» Set task: Can you transcribe every entry word for word, skipping the images?

» Data shown:
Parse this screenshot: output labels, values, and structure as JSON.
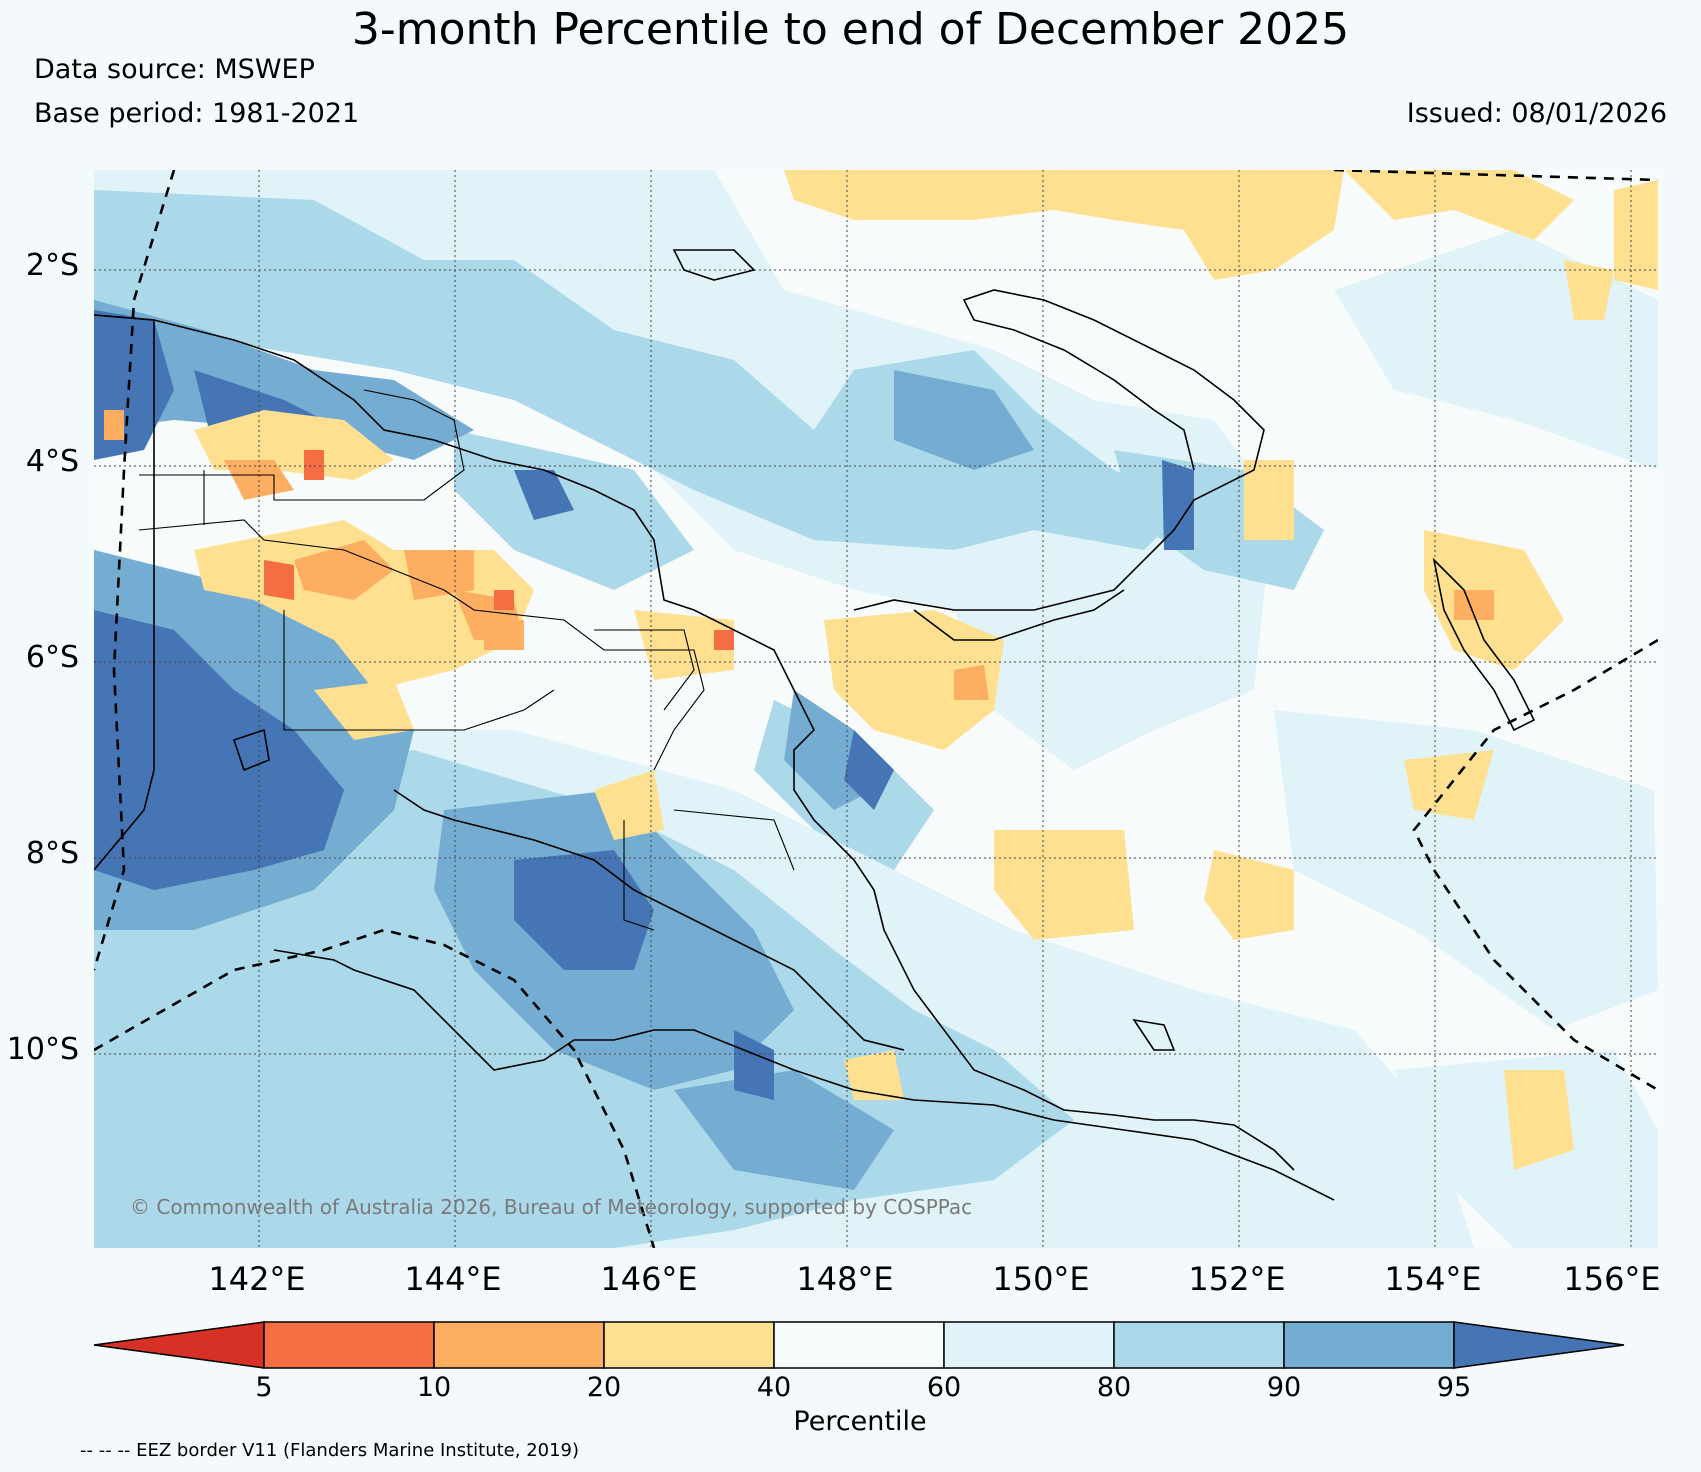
{
  "title": "3-month Percentile to end of December 2025",
  "data_source": "Data source: MSWEP",
  "base_period": "Base period: 1981-2021",
  "issued": "Issued: 08/01/2026",
  "copyright": "© Commonwealth of Australia 2026, Bureau of Meteorology, supported by COSPPac",
  "lat_labels": [
    "2°S",
    "4°S",
    "6°S",
    "8°S",
    "10°S"
  ],
  "lon_labels": [
    "142°E",
    "144°E",
    "146°E",
    "148°E",
    "150°E",
    "152°E",
    "154°E",
    "156°E"
  ],
  "colorbar": {
    "label": "Percentile",
    "ticks": [
      "5",
      "10",
      "20",
      "40",
      "60",
      "80",
      "90",
      "95"
    ],
    "colors": [
      "#d73027",
      "#f46d43",
      "#fdae61",
      "#fee090",
      "#f7fbfc",
      "#e0f3f8",
      "#abd9e9",
      "#74add1",
      "#4575b4"
    ]
  },
  "legend_note": "-- -- -- EEZ border V11 (Flanders Marine Institute, 2019)"
}
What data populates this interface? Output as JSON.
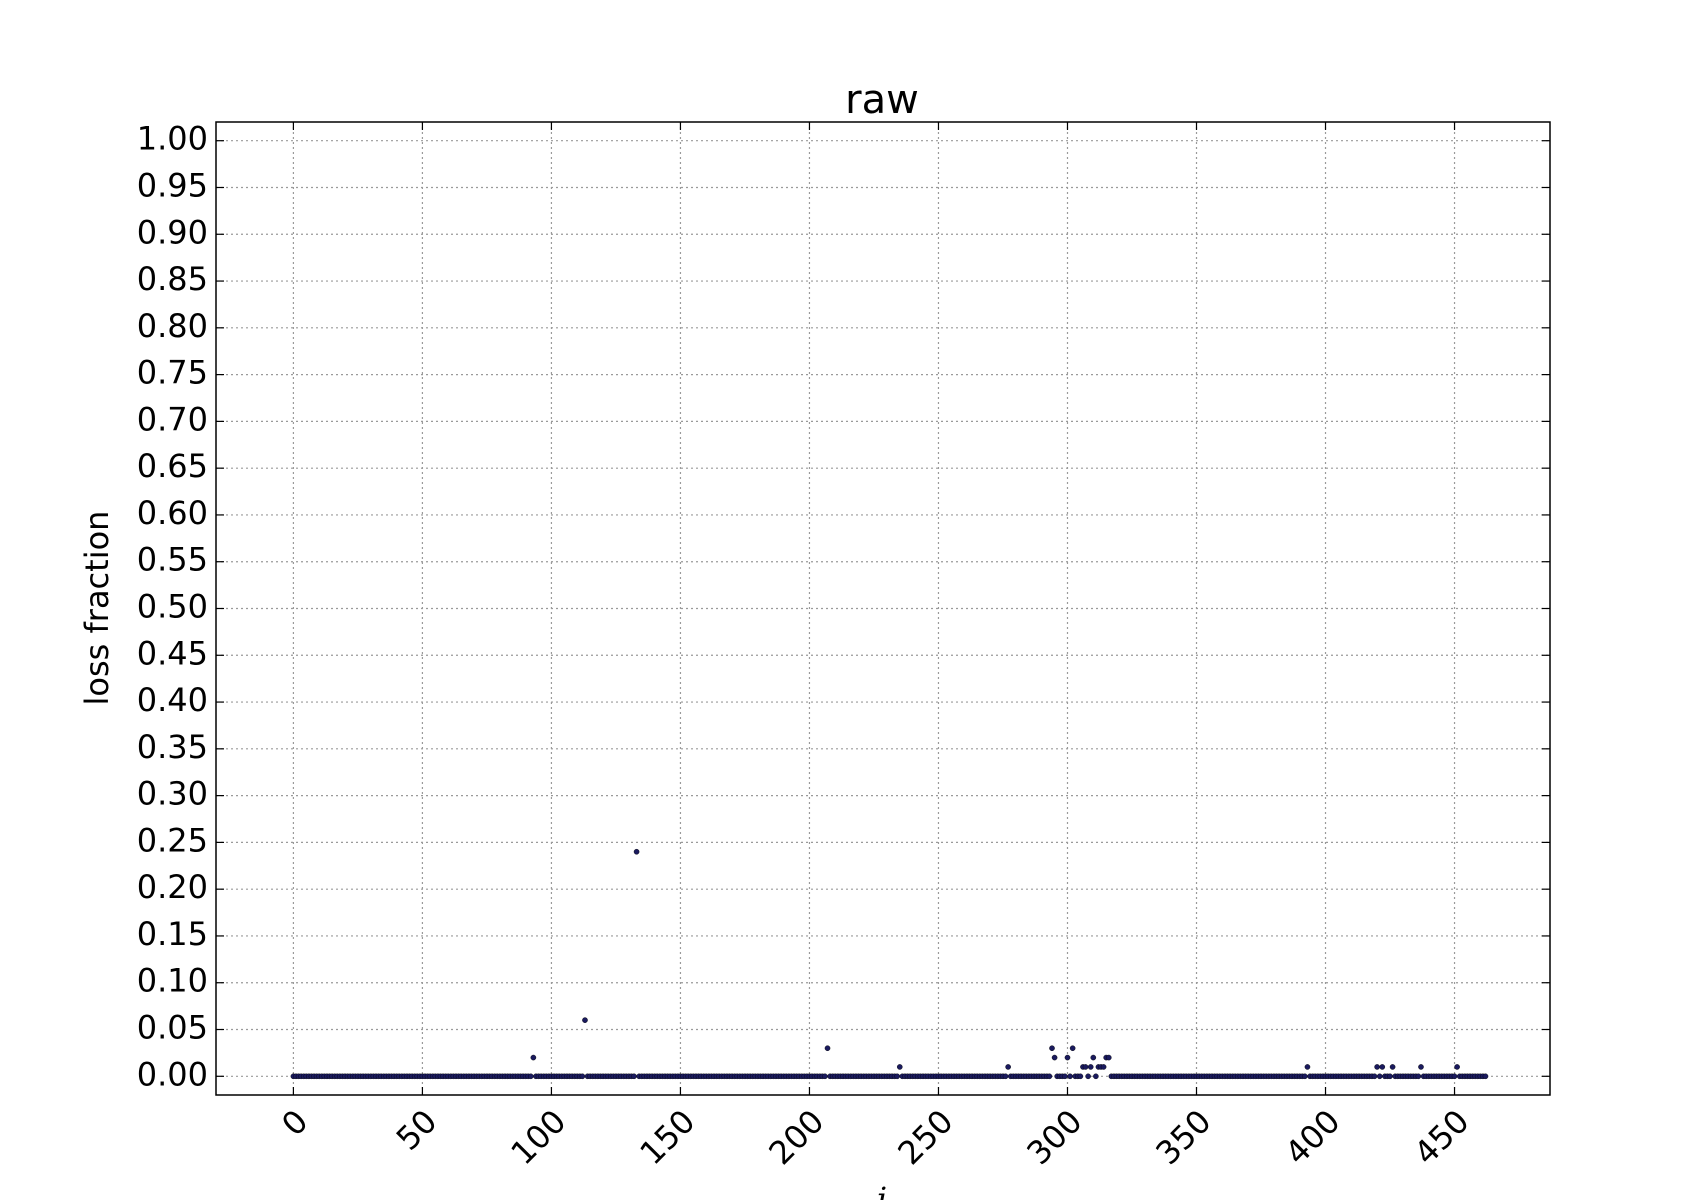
{
  "chart_data": {
    "type": "scatter",
    "title": "raw",
    "xlabel": "i",
    "ylabel": "loss fraction",
    "xlim": [
      -30,
      487
    ],
    "ylim": [
      -0.02,
      1.02
    ],
    "x_ticks": [
      0,
      50,
      100,
      150,
      200,
      250,
      300,
      350,
      400,
      450
    ],
    "x_tick_labels": [
      "0",
      "50",
      "100",
      "150",
      "200",
      "250",
      "300",
      "350",
      "400",
      "450"
    ],
    "y_ticks": [
      0,
      0.05,
      0.1,
      0.15,
      0.2,
      0.25,
      0.3,
      0.35,
      0.4,
      0.45,
      0.5,
      0.55,
      0.6,
      0.65,
      0.7,
      0.75,
      0.8,
      0.85,
      0.9,
      0.95,
      1.0
    ],
    "y_tick_labels": [
      "0.00",
      "0.05",
      "0.10",
      "0.15",
      "0.20",
      "0.25",
      "0.30",
      "0.35",
      "0.40",
      "0.45",
      "0.50",
      "0.55",
      "0.60",
      "0.65",
      "0.70",
      "0.75",
      "0.80",
      "0.85",
      "0.90",
      "0.95",
      "1.00"
    ],
    "grid": true,
    "marker_color": "#1a1a5e",
    "x_range": [
      0,
      462
    ],
    "default_y": 0,
    "nonzero_points": [
      {
        "x": 93,
        "y": 0.02
      },
      {
        "x": 113,
        "y": 0.06
      },
      {
        "x": 133,
        "y": 0.24
      },
      {
        "x": 207,
        "y": 0.03
      },
      {
        "x": 235,
        "y": 0.01
      },
      {
        "x": 277,
        "y": 0.01
      },
      {
        "x": 294,
        "y": 0.03
      },
      {
        "x": 295,
        "y": 0.02
      },
      {
        "x": 300,
        "y": 0.02
      },
      {
        "x": 302,
        "y": 0.03
      },
      {
        "x": 306,
        "y": 0.01
      },
      {
        "x": 307,
        "y": 0.01
      },
      {
        "x": 309,
        "y": 0.01
      },
      {
        "x": 310,
        "y": 0.02
      },
      {
        "x": 312,
        "y": 0.01
      },
      {
        "x": 313,
        "y": 0.01
      },
      {
        "x": 314,
        "y": 0.01
      },
      {
        "x": 315,
        "y": 0.02
      },
      {
        "x": 316,
        "y": 0.02
      },
      {
        "x": 393,
        "y": 0.01
      },
      {
        "x": 420,
        "y": 0.01
      },
      {
        "x": 422,
        "y": 0.01
      },
      {
        "x": 426,
        "y": 0.01
      },
      {
        "x": 437,
        "y": 0.01
      },
      {
        "x": 451,
        "y": 0.01
      }
    ]
  }
}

» Reply to the exercise:
Parse this screenshot: output labels, values, and structure as JSON.
{
  "title": "3-month Percentile to end of December 2025",
  "data_source": "Data source: MSWEP",
  "base_period": "Base period: 1981-2021",
  "issued": "Issued: 08/01/2026",
  "copyright": "© Commonwealth of Australia 2026, Bureau of Meteorology, supported by COSPPac",
  "lat_labels": [
    "2°S",
    "4°S",
    "6°S",
    "8°S",
    "10°S"
  ],
  "lon_labels": [
    "142°E",
    "144°E",
    "146°E",
    "148°E",
    "150°E",
    "152°E",
    "154°E",
    "156°E"
  ],
  "colorbar": {
    "label": "Percentile",
    "ticks": [
      "5",
      "10",
      "20",
      "40",
      "60",
      "80",
      "90",
      "95"
    ],
    "colors": [
      "#d73027",
      "#f46d43",
      "#fdae61",
      "#fee090",
      "#f7fbfc",
      "#e0f3f8",
      "#abd9e9",
      "#74add1",
      "#4575b4"
    ]
  },
  "legend_note": "-- -- -- EEZ border V11 (Flanders Marine Institute, 2019)"
}
What data populates this interface? Output as JSON.
{
  "chart_data": {
    "type": "scatter",
    "title": "raw",
    "xlabel": "i",
    "ylabel": "loss fraction",
    "xlim": [
      -30,
      487
    ],
    "ylim": [
      -0.02,
      1.02
    ],
    "x_ticks": [
      0,
      50,
      100,
      150,
      200,
      250,
      300,
      350,
      400,
      450
    ],
    "x_tick_labels": [
      "0",
      "50",
      "100",
      "150",
      "200",
      "250",
      "300",
      "350",
      "400",
      "450"
    ],
    "y_ticks": [
      0,
      0.05,
      0.1,
      0.15,
      0.2,
      0.25,
      0.3,
      0.35,
      0.4,
      0.45,
      0.5,
      0.55,
      0.6,
      0.65,
      0.7,
      0.75,
      0.8,
      0.85,
      0.9,
      0.95,
      1.0
    ],
    "y_tick_labels": [
      "0.00",
      "0.05",
      "0.10",
      "0.15",
      "0.20",
      "0.25",
      "0.30",
      "0.35",
      "0.40",
      "0.45",
      "0.50",
      "0.55",
      "0.60",
      "0.65",
      "0.70",
      "0.75",
      "0.80",
      "0.85",
      "0.90",
      "0.95",
      "1.00"
    ],
    "grid": true,
    "marker_color": "#1a1a5e",
    "x_range": [
      0,
      462
    ],
    "default_y": 0,
    "nonzero_points": [
      {
        "x": 93,
        "y": 0.02
      },
      {
        "x": 113,
        "y": 0.06
      },
      {
        "x": 133,
        "y": 0.24
      },
      {
        "x": 207,
        "y": 0.03
      },
      {
        "x": 235,
        "y": 0.01
      },
      {
        "x": 277,
        "y": 0.01
      },
      {
        "x": 294,
        "y": 0.03
      },
      {
        "x": 295,
        "y": 0.02
      },
      {
        "x": 300,
        "y": 0.02
      },
      {
        "x": 302,
        "y": 0.03
      },
      {
        "x": 306,
        "y": 0.01
      },
      {
        "x": 307,
        "y": 0.01
      },
      {
        "x": 309,
        "y": 0.01
      },
      {
        "x": 310,
        "y": 0.02
      },
      {
        "x": 312,
        "y": 0.01
      },
      {
        "x": 313,
        "y": 0.01
      },
      {
        "x": 314,
        "y": 0.01
      },
      {
        "x": 315,
        "y": 0.02
      },
      {
        "x": 316,
        "y": 0.02
      },
      {
        "x": 393,
        "y": 0.01
      },
      {
        "x": 420,
        "y": 0.01
      },
      {
        "x": 422,
        "y": 0.01
      },
      {
        "x": 426,
        "y": 0.01
      },
      {
        "x": 437,
        "y": 0.01
      },
      {
        "x": 451,
        "y": 0.01
      }
    ]
  }
}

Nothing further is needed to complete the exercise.